» **What to produce**
Look through the lines below and extract any with the word "singlProfileTwo".

» **Dataset extract**
------------------------------

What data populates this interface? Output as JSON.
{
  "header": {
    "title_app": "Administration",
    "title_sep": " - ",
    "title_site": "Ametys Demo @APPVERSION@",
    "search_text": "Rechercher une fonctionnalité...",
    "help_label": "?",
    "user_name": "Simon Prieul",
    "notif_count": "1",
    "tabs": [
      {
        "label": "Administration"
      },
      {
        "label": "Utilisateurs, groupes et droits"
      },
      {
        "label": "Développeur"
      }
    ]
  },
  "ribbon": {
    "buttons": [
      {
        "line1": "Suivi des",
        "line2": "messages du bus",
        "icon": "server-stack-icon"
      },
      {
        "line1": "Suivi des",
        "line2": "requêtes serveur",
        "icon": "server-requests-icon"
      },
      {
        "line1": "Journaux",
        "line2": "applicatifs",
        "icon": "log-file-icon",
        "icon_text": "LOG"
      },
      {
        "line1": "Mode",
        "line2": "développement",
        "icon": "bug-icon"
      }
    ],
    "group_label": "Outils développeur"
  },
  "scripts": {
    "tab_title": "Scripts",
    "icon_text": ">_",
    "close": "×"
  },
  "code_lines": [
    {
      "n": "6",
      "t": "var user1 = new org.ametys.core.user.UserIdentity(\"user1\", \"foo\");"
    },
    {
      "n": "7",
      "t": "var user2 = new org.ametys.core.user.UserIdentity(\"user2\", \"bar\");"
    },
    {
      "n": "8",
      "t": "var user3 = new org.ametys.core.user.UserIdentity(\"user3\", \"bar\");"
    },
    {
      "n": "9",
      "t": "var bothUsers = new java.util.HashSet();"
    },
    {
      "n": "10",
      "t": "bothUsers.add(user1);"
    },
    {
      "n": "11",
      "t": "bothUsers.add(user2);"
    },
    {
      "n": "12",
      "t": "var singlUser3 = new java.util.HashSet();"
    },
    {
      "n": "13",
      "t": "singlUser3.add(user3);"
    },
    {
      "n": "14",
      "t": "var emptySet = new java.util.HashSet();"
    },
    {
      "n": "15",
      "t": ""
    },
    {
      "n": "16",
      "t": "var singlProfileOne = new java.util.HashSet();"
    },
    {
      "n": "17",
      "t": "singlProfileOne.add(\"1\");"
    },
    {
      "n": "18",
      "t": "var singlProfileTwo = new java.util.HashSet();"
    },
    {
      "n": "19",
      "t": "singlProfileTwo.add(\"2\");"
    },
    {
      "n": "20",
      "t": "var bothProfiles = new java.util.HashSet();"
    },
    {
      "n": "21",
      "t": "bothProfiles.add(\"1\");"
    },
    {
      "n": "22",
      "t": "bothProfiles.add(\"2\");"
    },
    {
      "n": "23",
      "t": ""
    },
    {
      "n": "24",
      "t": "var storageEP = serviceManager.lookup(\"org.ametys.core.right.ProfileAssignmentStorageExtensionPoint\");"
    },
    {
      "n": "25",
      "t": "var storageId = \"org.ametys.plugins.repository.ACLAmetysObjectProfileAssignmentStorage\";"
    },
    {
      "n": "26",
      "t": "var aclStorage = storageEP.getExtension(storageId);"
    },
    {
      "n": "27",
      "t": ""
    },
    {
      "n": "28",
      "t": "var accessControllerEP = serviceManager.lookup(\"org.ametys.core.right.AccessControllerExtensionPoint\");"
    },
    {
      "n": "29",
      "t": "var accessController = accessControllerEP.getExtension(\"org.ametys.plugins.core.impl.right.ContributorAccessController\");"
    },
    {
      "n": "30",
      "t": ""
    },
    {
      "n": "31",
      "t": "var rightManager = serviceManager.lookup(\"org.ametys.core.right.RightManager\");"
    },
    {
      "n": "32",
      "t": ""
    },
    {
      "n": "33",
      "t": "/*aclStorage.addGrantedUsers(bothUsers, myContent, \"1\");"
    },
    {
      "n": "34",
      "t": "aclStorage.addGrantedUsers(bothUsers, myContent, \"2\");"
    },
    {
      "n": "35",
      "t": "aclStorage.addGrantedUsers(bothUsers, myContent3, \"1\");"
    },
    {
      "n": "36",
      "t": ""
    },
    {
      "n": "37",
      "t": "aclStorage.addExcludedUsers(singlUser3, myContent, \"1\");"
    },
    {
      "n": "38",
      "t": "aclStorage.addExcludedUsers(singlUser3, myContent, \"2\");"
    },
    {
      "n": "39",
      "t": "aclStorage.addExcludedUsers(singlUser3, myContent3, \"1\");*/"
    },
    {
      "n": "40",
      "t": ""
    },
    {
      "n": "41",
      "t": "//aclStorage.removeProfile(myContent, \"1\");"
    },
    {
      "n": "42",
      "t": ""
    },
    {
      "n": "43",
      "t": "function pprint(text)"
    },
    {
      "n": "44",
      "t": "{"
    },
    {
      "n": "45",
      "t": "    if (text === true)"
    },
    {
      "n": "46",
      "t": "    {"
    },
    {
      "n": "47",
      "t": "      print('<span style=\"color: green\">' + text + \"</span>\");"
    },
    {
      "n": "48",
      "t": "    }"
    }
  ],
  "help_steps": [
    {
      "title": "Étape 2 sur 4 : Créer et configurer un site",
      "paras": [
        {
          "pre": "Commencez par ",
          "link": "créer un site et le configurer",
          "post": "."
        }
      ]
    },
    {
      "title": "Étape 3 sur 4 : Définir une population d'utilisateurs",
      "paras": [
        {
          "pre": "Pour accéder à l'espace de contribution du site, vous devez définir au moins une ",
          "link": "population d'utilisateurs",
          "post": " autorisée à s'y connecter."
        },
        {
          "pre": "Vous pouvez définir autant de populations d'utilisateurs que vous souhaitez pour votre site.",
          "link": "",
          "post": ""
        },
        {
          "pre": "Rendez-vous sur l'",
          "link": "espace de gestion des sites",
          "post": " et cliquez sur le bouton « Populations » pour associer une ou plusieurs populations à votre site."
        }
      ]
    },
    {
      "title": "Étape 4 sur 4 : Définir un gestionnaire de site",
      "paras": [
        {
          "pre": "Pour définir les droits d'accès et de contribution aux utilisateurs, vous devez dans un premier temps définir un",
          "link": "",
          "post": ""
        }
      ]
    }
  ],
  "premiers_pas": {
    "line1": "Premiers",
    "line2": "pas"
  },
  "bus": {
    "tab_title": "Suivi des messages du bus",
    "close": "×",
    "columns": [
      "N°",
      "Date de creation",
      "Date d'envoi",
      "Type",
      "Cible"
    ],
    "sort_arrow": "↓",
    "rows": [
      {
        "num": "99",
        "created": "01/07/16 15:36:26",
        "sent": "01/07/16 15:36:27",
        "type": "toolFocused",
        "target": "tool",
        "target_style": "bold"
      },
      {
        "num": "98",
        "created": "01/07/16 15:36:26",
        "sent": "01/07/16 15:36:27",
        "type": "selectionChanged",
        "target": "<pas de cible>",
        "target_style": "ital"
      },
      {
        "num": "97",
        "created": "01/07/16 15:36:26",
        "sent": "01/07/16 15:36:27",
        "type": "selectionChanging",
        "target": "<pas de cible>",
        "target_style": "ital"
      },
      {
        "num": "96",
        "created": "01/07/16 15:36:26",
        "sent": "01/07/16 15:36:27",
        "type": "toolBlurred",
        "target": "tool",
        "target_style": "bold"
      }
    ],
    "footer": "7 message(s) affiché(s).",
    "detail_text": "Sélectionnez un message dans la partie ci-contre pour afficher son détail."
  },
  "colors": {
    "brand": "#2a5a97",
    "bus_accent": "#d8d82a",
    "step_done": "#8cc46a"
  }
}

------------------------------

» **Finished exercise**
      "t": "var singlProfileTwo = new java.util.HashSet();"
      "t": "singlProfileTwo.add(\"2\");"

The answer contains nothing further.